═══ GIVEN ENTRIES

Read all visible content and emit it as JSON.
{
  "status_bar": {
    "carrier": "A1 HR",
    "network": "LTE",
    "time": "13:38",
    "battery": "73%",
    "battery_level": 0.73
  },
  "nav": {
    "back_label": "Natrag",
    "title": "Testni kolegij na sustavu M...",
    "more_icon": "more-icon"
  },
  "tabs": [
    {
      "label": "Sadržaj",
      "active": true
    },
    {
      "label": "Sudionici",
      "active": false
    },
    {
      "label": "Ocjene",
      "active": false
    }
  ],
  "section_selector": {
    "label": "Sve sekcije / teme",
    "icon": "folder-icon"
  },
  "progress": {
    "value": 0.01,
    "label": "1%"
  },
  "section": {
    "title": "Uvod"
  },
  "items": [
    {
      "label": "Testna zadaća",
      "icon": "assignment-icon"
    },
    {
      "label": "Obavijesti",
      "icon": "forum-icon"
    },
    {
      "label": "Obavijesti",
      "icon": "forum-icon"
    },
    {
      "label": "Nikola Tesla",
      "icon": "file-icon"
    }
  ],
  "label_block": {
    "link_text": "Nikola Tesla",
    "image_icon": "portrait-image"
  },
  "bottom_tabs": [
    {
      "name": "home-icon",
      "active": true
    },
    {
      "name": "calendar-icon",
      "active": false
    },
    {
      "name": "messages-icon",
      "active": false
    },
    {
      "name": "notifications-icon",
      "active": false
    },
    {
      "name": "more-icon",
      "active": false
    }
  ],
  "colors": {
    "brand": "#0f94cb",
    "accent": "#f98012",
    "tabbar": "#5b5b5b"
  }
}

══════

* _SHORT PROBLEM_: Using the data above, repeat every line exactly.

* _RESPONSE FOR THIS EXERCISE_:
Read all visible content and emit it as JSON.
{
  "status_bar": {
    "carrier": "A1 HR",
    "network": "LTE",
    "time": "13:38",
    "battery": "73%",
    "battery_level": 0.73
  },
  "nav": {
    "back_label": "Natrag",
    "title": "Testni kolegij na sustavu M...",
    "more_icon": "more-icon"
  },
  "tabs": [
    {
      "label": "Sadržaj",
      "active": true
    },
    {
      "label": "Sudionici",
      "active": false
    },
    {
      "label": "Ocjene",
      "active": false
    }
  ],
  "section_selector": {
    "label": "Sve sekcije / teme",
    "icon": "folder-icon"
  },
  "progress": {
    "value": 0.01,
    "label": "1%"
  },
  "section": {
    "title": "Uvod"
  },
  "items": [
    {
      "label": "Testna zadaća",
      "icon": "assignment-icon"
    },
    {
      "label": "Obavijesti",
      "icon": "forum-icon"
    },
    {
      "label": "Obavijesti",
      "icon": "forum-icon"
    },
    {
      "label": "Nikola Tesla",
      "icon": "file-icon"
    }
  ],
  "label_block": {
    "link_text": "Nikola Tesla",
    "image_icon": "portrait-image"
  },
  "bottom_tabs": [
    {
      "name": "home-icon",
      "active": true
    },
    {
      "name": "calendar-icon",
      "active": false
    },
    {
      "name": "messages-icon",
      "active": false
    },
    {
      "name": "notifications-icon",
      "active": false
    },
    {
      "name": "more-icon",
      "active": false
    }
  ],
  "colors": {
    "brand": "#0f94cb",
    "accent": "#f98012",
    "tabbar": "#5b5b5b"
  }
}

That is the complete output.